>>

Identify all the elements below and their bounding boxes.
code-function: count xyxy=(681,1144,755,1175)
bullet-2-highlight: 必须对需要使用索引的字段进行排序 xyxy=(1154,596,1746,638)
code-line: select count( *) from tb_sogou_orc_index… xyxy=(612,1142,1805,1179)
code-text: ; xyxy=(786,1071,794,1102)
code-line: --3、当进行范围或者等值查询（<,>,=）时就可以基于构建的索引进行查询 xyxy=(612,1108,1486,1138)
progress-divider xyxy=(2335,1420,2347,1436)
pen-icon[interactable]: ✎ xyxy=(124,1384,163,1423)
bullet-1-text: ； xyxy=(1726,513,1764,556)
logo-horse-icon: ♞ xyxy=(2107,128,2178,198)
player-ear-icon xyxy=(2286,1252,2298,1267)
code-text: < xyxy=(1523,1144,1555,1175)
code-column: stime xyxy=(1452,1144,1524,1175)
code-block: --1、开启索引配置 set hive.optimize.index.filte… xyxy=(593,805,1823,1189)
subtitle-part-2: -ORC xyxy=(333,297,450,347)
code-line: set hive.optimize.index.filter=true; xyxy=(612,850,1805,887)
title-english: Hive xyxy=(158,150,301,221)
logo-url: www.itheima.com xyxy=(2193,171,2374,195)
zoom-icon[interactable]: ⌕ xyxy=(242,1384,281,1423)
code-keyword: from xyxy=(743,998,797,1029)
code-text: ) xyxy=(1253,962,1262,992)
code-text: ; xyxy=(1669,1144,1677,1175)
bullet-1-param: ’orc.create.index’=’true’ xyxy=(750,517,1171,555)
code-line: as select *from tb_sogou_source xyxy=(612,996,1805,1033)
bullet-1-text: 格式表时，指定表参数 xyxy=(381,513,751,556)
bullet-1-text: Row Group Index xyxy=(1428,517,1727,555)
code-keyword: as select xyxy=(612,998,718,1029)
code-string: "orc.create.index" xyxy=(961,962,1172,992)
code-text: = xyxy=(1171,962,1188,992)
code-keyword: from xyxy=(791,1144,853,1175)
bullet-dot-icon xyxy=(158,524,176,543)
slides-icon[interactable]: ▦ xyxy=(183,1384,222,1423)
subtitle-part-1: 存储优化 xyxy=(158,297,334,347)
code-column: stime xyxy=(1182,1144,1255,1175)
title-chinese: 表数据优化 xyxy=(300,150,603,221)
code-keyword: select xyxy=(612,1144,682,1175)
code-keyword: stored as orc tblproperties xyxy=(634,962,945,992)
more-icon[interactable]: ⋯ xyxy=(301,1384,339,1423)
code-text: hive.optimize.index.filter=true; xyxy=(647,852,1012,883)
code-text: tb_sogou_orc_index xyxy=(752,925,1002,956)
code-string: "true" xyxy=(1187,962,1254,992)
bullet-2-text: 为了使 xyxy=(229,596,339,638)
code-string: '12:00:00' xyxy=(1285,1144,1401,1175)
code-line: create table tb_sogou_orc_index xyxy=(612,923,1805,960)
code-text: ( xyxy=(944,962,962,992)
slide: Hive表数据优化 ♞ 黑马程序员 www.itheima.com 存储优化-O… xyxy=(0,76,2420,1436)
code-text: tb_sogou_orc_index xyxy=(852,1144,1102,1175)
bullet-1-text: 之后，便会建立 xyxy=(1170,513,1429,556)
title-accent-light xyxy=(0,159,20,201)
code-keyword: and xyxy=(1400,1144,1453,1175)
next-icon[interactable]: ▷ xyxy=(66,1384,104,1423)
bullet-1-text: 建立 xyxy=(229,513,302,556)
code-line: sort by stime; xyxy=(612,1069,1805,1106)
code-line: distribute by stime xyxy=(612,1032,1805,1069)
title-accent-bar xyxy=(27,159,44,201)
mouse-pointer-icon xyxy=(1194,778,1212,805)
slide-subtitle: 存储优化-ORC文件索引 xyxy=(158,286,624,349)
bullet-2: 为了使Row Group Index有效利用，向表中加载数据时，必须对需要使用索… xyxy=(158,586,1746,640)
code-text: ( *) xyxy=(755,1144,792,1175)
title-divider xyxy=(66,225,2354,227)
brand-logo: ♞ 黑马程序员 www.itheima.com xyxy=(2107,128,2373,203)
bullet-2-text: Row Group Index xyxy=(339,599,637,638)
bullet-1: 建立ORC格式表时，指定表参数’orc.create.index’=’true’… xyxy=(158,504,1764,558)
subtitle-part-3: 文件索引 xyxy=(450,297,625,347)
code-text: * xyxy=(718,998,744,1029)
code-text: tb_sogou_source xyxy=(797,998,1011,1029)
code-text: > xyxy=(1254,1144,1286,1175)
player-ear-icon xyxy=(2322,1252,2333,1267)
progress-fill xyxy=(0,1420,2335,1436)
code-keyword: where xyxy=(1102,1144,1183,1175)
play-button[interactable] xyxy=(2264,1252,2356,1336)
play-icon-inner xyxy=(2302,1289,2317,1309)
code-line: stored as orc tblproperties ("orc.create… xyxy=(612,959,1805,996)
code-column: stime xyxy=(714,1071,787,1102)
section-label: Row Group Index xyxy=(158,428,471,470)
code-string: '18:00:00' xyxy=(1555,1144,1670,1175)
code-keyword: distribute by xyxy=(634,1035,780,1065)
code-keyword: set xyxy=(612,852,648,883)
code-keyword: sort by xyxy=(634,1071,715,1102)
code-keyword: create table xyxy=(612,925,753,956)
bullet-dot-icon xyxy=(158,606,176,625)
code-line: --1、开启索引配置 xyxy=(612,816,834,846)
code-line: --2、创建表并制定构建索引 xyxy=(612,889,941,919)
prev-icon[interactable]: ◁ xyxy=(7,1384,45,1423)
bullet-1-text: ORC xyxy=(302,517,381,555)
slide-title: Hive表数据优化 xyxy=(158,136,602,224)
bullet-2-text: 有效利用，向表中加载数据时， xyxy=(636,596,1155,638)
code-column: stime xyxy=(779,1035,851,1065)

<<

| JOB |
Copy out the stretch of the records from their start through the line containing "code-text: ; xyxy=(786,1071,794,1102)", unchanged.

| RESPONSE |
Identify all the elements below and their bounding boxes.
code-function: count xyxy=(681,1144,755,1175)
bullet-2-highlight: 必须对需要使用索引的字段进行排序 xyxy=(1154,596,1746,638)
code-line: select count( *) from tb_sogou_orc_index… xyxy=(612,1142,1805,1179)
code-text: ; xyxy=(786,1071,794,1102)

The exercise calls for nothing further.